** begin Records shown **
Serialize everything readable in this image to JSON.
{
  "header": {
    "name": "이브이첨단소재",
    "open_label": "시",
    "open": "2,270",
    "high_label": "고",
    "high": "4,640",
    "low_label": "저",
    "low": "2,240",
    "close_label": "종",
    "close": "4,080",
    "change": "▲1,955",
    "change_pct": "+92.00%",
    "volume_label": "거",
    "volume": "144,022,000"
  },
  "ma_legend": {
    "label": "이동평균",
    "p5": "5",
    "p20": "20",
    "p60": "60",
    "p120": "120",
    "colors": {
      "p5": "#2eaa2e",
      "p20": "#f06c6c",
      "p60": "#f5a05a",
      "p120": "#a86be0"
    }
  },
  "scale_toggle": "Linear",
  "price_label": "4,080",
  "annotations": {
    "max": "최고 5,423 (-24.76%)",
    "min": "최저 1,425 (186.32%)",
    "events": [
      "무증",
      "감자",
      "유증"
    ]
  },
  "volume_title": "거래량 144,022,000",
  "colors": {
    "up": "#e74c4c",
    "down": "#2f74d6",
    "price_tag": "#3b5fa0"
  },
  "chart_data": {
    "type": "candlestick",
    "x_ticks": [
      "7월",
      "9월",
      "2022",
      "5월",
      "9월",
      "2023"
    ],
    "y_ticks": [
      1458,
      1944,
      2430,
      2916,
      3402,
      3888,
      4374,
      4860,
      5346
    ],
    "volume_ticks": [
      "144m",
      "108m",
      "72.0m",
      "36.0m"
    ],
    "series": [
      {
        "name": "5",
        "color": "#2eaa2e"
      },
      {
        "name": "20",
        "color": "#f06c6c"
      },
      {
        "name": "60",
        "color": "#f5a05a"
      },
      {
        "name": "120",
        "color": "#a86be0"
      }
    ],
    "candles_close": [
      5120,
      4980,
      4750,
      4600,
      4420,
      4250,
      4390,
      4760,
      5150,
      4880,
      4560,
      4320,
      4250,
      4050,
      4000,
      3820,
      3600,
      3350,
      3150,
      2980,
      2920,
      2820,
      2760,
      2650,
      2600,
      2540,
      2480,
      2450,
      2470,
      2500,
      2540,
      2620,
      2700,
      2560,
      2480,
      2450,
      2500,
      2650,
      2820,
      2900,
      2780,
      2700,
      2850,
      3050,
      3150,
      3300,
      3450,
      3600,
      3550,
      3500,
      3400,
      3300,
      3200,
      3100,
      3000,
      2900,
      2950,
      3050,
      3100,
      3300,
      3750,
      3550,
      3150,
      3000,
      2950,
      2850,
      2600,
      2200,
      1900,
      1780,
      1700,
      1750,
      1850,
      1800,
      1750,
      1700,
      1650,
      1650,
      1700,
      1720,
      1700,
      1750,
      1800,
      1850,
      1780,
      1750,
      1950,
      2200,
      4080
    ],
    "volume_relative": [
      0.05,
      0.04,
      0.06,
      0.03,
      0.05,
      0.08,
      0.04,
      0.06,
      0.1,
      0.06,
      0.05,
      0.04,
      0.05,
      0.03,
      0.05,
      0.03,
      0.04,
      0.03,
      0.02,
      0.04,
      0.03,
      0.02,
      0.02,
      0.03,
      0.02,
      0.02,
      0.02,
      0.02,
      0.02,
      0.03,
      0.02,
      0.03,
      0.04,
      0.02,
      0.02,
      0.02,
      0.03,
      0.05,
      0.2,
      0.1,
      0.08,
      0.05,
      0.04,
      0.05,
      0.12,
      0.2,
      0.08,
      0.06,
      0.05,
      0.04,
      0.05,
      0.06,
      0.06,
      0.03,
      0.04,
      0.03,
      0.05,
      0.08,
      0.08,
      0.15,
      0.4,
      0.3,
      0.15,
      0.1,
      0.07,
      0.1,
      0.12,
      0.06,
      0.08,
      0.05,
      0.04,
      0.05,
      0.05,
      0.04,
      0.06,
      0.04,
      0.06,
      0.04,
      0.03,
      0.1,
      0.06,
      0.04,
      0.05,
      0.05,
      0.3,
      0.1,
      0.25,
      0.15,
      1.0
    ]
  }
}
** end Records shown **
Aim: Every record above needs to be repeated word for word.

Answer to this problem:
Serialize everything readable in this image to JSON.
{
  "header": {
    "name": "이브이첨단소재",
    "open_label": "시",
    "open": "2,270",
    "high_label": "고",
    "high": "4,640",
    "low_label": "저",
    "low": "2,240",
    "close_label": "종",
    "close": "4,080",
    "change": "▲1,955",
    "change_pct": "+92.00%",
    "volume_label": "거",
    "volume": "144,022,000"
  },
  "ma_legend": {
    "label": "이동평균",
    "p5": "5",
    "p20": "20",
    "p60": "60",
    "p120": "120",
    "colors": {
      "p5": "#2eaa2e",
      "p20": "#f06c6c",
      "p60": "#f5a05a",
      "p120": "#a86be0"
    }
  },
  "scale_toggle": "Linear",
  "price_label": "4,080",
  "annotations": {
    "max": "최고 5,423 (-24.76%)",
    "min": "최저 1,425 (186.32%)",
    "events": [
      "무증",
      "감자",
      "유증"
    ]
  },
  "volume_title": "거래량 144,022,000",
  "colors": {
    "up": "#e74c4c",
    "down": "#2f74d6",
    "price_tag": "#3b5fa0"
  },
  "chart_data": {
    "type": "candlestick",
    "x_ticks": [
      "7월",
      "9월",
      "2022",
      "5월",
      "9월",
      "2023"
    ],
    "y_ticks": [
      1458,
      1944,
      2430,
      2916,
      3402,
      3888,
      4374,
      4860,
      5346
    ],
    "volume_ticks": [
      "144m",
      "108m",
      "72.0m",
      "36.0m"
    ],
    "series": [
      {
        "name": "5",
        "color": "#2eaa2e"
      },
      {
        "name": "20",
        "color": "#f06c6c"
      },
      {
        "name": "60",
        "color": "#f5a05a"
      },
      {
        "name": "120",
        "color": "#a86be0"
      }
    ],
    "candles_close": [
      5120,
      4980,
      4750,
      4600,
      4420,
      4250,
      4390,
      4760,
      5150,
      4880,
      4560,
      4320,
      4250,
      4050,
      4000,
      3820,
      3600,
      3350,
      3150,
      2980,
      2920,
      2820,
      2760,
      2650,
      2600,
      2540,
      2480,
      2450,
      2470,
      2500,
      2540,
      2620,
      2700,
      2560,
      2480,
      2450,
      2500,
      2650,
      2820,
      2900,
      2780,
      2700,
      2850,
      3050,
      3150,
      3300,
      3450,
      3600,
      3550,
      3500,
      3400,
      3300,
      3200,
      3100,
      3000,
      2900,
      2950,
      3050,
      3100,
      3300,
      3750,
      3550,
      3150,
      3000,
      2950,
      2850,
      2600,
      2200,
      1900,
      1780,
      1700,
      1750,
      1850,
      1800,
      1750,
      1700,
      1650,
      1650,
      1700,
      1720,
      1700,
      1750,
      1800,
      1850,
      1780,
      1750,
      1950,
      2200,
      4080
    ],
    "volume_relative": [
      0.05,
      0.04,
      0.06,
      0.03,
      0.05,
      0.08,
      0.04,
      0.06,
      0.1,
      0.06,
      0.05,
      0.04,
      0.05,
      0.03,
      0.05,
      0.03,
      0.04,
      0.03,
      0.02,
      0.04,
      0.03,
      0.02,
      0.02,
      0.03,
      0.02,
      0.02,
      0.02,
      0.02,
      0.02,
      0.03,
      0.02,
      0.03,
      0.04,
      0.02,
      0.02,
      0.02,
      0.03,
      0.05,
      0.2,
      0.1,
      0.08,
      0.05,
      0.04,
      0.05,
      0.12,
      0.2,
      0.08,
      0.06,
      0.05,
      0.04,
      0.05,
      0.06,
      0.06,
      0.03,
      0.04,
      0.03,
      0.05,
      0.08,
      0.08,
      0.15,
      0.4,
      0.3,
      0.15,
      0.1,
      0.07,
      0.1,
      0.12,
      0.06,
      0.08,
      0.05,
      0.04,
      0.05,
      0.05,
      0.04,
      0.06,
      0.04,
      0.06,
      0.04,
      0.03,
      0.1,
      0.06,
      0.04,
      0.05,
      0.05,
      0.3,
      0.1,
      0.25,
      0.15,
      1.0
    ]
  }
}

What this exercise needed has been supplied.